● **PROBLEM DETAILS**: Reply with nothing except the number of lines that contain the word "Network".
----------
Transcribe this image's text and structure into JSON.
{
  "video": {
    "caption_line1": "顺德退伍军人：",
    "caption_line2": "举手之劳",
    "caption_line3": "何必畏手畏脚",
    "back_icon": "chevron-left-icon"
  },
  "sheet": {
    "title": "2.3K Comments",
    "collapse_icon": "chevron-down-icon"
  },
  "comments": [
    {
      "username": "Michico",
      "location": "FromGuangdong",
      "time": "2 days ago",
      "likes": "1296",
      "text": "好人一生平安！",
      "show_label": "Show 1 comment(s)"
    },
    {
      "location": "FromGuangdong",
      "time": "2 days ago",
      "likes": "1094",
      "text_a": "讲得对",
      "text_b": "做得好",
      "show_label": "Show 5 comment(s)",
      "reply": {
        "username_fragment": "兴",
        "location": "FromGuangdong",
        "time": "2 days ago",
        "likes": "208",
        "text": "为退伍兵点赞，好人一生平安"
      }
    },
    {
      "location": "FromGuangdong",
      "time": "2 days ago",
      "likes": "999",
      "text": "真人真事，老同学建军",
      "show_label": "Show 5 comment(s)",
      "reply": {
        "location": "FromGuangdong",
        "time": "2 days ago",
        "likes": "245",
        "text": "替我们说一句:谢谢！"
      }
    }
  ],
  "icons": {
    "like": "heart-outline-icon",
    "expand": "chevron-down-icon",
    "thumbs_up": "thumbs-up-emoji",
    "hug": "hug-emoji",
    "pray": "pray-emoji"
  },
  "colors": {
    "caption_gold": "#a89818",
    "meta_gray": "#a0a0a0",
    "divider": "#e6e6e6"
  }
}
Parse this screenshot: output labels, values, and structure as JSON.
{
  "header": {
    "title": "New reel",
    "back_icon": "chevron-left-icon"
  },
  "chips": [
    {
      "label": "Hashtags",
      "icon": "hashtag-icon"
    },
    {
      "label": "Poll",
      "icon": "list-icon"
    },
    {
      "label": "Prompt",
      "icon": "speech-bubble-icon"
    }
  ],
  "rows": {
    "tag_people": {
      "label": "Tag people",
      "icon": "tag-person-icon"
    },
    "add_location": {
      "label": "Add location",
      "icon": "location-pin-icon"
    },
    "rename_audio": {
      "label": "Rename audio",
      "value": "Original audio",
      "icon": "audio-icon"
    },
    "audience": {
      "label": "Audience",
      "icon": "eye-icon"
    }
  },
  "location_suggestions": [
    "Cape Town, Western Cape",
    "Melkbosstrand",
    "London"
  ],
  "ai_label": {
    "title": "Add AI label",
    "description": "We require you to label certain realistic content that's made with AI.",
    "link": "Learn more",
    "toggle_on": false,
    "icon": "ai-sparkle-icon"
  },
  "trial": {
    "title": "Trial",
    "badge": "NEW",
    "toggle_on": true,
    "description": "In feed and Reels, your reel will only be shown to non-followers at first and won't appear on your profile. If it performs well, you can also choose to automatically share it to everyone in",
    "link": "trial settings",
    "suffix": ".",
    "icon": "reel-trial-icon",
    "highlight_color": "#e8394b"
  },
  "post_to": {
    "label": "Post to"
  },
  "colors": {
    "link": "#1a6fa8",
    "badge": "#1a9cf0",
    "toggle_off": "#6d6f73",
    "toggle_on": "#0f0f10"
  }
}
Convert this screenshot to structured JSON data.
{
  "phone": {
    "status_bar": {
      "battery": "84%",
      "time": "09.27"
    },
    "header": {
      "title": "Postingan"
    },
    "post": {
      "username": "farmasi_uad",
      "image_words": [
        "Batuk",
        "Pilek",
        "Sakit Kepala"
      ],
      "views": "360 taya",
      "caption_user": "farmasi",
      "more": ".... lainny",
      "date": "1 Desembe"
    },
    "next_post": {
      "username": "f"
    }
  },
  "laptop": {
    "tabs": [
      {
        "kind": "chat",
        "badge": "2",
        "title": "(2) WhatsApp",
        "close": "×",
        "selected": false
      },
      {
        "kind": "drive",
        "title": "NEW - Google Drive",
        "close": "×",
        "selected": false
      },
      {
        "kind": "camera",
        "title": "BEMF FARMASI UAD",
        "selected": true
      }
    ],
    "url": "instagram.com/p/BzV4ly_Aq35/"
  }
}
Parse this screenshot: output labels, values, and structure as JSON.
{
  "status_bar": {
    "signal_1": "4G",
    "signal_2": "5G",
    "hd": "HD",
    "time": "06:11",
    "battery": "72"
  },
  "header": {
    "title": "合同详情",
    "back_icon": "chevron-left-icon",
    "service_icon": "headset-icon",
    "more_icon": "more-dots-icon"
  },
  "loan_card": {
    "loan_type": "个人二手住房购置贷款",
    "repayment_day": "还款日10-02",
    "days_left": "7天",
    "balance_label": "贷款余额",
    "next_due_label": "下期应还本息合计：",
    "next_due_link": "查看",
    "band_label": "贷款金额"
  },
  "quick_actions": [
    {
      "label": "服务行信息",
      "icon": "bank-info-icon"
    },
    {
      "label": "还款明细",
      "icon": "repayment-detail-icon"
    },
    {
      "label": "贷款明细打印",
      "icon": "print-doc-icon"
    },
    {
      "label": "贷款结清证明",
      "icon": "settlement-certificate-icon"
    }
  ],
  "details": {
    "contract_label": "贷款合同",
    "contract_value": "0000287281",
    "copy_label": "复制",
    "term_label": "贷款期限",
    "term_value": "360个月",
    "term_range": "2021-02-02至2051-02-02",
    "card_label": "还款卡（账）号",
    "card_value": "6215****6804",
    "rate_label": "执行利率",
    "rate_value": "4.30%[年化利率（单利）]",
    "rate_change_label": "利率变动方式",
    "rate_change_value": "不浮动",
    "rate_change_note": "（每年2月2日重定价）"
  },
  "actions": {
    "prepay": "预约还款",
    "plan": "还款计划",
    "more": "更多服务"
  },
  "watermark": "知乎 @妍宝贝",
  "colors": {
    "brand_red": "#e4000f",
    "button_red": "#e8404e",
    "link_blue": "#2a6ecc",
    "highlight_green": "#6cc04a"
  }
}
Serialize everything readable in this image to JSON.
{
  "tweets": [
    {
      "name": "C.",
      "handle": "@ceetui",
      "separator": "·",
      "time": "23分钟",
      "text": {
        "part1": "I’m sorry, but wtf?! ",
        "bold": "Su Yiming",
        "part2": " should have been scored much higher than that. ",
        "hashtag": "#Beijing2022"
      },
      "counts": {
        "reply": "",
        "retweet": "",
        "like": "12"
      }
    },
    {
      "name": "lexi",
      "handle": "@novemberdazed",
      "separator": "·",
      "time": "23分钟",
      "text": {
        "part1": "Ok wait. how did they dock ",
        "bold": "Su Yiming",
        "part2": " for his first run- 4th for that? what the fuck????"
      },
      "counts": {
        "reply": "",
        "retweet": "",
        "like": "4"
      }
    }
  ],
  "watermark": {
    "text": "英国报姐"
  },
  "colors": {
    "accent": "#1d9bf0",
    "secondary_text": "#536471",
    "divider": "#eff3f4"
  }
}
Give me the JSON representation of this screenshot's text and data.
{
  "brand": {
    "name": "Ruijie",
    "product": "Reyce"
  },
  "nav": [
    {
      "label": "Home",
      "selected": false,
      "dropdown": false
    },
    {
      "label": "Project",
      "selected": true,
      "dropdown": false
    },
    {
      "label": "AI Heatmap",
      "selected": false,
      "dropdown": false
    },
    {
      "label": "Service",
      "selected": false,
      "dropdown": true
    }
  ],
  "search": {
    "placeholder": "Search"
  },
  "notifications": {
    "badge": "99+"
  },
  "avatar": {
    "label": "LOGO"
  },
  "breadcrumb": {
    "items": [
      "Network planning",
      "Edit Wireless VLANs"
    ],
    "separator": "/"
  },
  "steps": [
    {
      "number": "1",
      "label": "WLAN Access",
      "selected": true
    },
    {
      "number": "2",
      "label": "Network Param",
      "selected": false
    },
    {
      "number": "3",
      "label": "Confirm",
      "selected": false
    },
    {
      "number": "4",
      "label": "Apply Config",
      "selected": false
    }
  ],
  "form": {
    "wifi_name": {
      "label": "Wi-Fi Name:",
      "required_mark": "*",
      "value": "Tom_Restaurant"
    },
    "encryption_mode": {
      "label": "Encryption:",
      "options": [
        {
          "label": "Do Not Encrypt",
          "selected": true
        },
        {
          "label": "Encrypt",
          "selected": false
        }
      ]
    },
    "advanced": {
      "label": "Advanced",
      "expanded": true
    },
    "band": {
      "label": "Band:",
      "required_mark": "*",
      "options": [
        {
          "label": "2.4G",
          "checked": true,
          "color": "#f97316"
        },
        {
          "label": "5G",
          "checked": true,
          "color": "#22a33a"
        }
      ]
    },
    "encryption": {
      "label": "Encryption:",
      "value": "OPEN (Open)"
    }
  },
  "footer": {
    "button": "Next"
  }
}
----------
● **TASK RESPONSE**: 2